MATERIAL FOR THIS TASK:
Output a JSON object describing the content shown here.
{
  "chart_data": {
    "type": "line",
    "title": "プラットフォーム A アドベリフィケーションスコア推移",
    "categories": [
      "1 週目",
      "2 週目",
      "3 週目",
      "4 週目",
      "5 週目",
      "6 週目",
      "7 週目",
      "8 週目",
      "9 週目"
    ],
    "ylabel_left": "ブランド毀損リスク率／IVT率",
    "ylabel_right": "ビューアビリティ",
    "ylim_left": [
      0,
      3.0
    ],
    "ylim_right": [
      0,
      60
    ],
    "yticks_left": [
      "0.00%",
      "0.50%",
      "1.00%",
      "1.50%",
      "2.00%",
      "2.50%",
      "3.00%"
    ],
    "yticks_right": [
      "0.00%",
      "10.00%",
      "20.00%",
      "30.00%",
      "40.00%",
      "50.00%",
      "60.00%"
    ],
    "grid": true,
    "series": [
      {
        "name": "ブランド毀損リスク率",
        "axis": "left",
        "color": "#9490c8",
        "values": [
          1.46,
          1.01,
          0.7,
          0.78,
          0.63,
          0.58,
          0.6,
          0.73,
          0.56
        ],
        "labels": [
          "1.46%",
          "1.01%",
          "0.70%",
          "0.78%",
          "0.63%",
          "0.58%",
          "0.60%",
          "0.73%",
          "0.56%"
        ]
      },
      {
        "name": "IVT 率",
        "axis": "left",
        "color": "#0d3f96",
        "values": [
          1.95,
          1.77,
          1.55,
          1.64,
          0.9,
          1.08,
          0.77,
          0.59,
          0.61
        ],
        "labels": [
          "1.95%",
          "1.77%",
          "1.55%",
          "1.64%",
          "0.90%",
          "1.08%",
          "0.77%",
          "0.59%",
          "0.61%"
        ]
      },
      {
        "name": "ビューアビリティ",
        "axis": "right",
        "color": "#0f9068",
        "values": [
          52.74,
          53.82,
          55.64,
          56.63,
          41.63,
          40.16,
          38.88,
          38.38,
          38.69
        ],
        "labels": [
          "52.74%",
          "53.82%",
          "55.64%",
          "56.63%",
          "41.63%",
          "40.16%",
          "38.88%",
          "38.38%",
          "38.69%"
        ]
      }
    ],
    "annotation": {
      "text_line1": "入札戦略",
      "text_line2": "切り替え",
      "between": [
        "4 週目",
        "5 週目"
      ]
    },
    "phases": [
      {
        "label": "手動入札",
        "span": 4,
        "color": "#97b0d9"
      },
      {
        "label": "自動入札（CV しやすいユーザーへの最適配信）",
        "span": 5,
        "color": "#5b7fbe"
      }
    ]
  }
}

TASK PROMPT: Restate all of the entries exactly, please.

CORRECT OUTPUT:
Output a JSON object describing the content shown here.
{
  "chart_data": {
    "type": "line",
    "title": "プラットフォーム A アドベリフィケーションスコア推移",
    "categories": [
      "1 週目",
      "2 週目",
      "3 週目",
      "4 週目",
      "5 週目",
      "6 週目",
      "7 週目",
      "8 週目",
      "9 週目"
    ],
    "ylabel_left": "ブランド毀損リスク率／IVT率",
    "ylabel_right": "ビューアビリティ",
    "ylim_left": [
      0,
      3.0
    ],
    "ylim_right": [
      0,
      60
    ],
    "yticks_left": [
      "0.00%",
      "0.50%",
      "1.00%",
      "1.50%",
      "2.00%",
      "2.50%",
      "3.00%"
    ],
    "yticks_right": [
      "0.00%",
      "10.00%",
      "20.00%",
      "30.00%",
      "40.00%",
      "50.00%",
      "60.00%"
    ],
    "grid": true,
    "series": [
      {
        "name": "ブランド毀損リスク率",
        "axis": "left",
        "color": "#9490c8",
        "values": [
          1.46,
          1.01,
          0.7,
          0.78,
          0.63,
          0.58,
          0.6,
          0.73,
          0.56
        ],
        "labels": [
          "1.46%",
          "1.01%",
          "0.70%",
          "0.78%",
          "0.63%",
          "0.58%",
          "0.60%",
          "0.73%",
          "0.56%"
        ]
      },
      {
        "name": "IVT 率",
        "axis": "left",
        "color": "#0d3f96",
        "values": [
          1.95,
          1.77,
          1.55,
          1.64,
          0.9,
          1.08,
          0.77,
          0.59,
          0.61
        ],
        "labels": [
          "1.95%",
          "1.77%",
          "1.55%",
          "1.64%",
          "0.90%",
          "1.08%",
          "0.77%",
          "0.59%",
          "0.61%"
        ]
      },
      {
        "name": "ビューアビリティ",
        "axis": "right",
        "color": "#0f9068",
        "values": [
          52.74,
          53.82,
          55.64,
          56.63,
          41.63,
          40.16,
          38.88,
          38.38,
          38.69
        ],
        "labels": [
          "52.74%",
          "53.82%",
          "55.64%",
          "56.63%",
          "41.63%",
          "40.16%",
          "38.88%",
          "38.38%",
          "38.69%"
        ]
      }
    ],
    "annotation": {
      "text_line1": "入札戦略",
      "text_line2": "切り替え",
      "between": [
        "4 週目",
        "5 週目"
      ]
    },
    "phases": [
      {
        "label": "手動入札",
        "span": 4,
        "color": "#97b0d9"
      },
      {
        "label": "自動入札（CV しやすいユーザーへの最適配信）",
        "span": 5,
        "color": "#5b7fbe"
      }
    ]
  }
}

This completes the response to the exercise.